● **Exercise**:
Quote, without change, all of the lines that follow.

● **Data items**:
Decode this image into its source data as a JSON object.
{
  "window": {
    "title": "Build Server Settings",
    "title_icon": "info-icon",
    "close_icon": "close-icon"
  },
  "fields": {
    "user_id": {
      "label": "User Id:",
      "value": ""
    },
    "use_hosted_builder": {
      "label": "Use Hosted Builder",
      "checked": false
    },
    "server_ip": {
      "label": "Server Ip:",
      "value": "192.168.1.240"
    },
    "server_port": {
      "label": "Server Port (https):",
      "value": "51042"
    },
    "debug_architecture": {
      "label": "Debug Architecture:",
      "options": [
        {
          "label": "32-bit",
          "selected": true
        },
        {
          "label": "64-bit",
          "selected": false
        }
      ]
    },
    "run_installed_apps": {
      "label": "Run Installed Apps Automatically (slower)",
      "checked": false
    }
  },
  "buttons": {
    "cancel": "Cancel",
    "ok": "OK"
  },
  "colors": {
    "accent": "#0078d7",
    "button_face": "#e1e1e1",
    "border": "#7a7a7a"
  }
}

● **Exercise response**:
Decode this image into its source data as a JSON object.
{
  "window": {
    "title": "Build Server Settings",
    "title_icon": "info-icon",
    "close_icon": "close-icon"
  },
  "fields": {
    "user_id": {
      "label": "User Id:",
      "value": ""
    },
    "use_hosted_builder": {
      "label": "Use Hosted Builder",
      "checked": false
    },
    "server_ip": {
      "label": "Server Ip:",
      "value": "192.168.1.240"
    },
    "server_port": {
      "label": "Server Port (https):",
      "value": "51042"
    },
    "debug_architecture": {
      "label": "Debug Architecture:",
      "options": [
        {
          "label": "32-bit",
          "selected": true
        },
        {
          "label": "64-bit",
          "selected": false
        }
      ]
    },
    "run_installed_apps": {
      "label": "Run Installed Apps Automatically (slower)",
      "checked": false
    }
  },
  "buttons": {
    "cancel": "Cancel",
    "ok": "OK"
  },
  "colors": {
    "accent": "#0078d7",
    "button_face": "#e1e1e1",
    "border": "#7a7a7a"
  }
}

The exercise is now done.